(Goal of the exercise): Select all lines holding the word "value" from the entries that follow.

Stored items
○ ○ ○ ○ ○ ○ ○
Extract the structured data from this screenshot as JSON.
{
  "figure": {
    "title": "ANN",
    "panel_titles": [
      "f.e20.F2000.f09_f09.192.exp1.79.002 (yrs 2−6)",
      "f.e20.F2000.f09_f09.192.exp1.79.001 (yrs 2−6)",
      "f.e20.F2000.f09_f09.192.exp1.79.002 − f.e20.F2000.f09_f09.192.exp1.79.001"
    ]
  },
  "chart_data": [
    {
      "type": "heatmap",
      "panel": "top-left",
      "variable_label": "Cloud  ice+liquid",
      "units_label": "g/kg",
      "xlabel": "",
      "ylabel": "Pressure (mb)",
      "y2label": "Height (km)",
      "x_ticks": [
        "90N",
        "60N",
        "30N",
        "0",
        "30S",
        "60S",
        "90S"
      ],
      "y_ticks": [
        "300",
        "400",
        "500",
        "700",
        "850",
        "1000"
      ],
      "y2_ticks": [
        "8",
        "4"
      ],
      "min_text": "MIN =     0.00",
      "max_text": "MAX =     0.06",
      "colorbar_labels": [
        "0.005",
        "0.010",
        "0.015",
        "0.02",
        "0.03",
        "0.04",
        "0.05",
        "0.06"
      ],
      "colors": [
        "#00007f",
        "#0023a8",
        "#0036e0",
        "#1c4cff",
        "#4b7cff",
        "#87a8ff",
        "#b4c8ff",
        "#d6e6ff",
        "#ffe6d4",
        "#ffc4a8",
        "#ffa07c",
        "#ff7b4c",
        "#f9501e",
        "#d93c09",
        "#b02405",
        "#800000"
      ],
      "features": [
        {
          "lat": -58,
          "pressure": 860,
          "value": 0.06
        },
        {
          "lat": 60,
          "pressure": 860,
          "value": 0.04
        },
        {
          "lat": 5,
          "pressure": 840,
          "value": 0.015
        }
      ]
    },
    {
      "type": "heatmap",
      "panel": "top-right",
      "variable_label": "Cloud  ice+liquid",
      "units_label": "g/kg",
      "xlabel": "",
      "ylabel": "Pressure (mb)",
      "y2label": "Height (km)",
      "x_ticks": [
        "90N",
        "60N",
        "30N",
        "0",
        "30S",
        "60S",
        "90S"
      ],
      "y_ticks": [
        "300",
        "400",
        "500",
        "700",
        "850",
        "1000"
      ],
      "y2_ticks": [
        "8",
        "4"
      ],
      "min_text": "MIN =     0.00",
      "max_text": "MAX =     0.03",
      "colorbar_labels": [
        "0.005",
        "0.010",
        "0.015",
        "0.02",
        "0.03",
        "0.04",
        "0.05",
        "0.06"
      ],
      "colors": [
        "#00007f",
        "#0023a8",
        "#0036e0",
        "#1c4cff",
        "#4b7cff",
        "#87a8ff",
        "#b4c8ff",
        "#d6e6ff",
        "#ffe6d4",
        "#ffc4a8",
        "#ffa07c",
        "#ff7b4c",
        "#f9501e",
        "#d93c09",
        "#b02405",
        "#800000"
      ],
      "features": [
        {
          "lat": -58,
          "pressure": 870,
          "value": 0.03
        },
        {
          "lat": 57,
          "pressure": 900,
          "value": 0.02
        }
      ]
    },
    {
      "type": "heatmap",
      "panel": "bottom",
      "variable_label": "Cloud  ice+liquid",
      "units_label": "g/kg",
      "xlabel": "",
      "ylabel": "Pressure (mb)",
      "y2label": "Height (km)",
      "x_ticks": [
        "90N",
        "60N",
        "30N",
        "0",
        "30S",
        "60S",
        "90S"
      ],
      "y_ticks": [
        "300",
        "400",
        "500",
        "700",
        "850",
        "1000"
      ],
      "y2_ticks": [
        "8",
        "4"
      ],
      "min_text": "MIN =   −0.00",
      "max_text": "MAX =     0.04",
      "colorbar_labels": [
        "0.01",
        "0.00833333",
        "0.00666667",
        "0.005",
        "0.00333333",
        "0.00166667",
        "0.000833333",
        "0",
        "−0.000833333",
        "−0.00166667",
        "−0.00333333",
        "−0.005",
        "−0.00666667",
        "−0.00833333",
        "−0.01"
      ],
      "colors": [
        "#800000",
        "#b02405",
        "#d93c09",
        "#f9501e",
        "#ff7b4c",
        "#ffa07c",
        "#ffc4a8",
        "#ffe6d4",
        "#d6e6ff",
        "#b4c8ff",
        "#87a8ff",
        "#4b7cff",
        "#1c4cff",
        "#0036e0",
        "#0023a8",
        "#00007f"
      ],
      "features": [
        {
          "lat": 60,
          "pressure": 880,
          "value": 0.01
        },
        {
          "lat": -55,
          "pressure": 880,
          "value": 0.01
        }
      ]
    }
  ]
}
○ ○ ○ ○ ○ ○ ○
(Reply to the task):
          "value": 0.06
          "value": 0.04
          "value": 0.015
          "value": 0.03
          "value": 0.02
          "value": 0.01
          "value": 0.01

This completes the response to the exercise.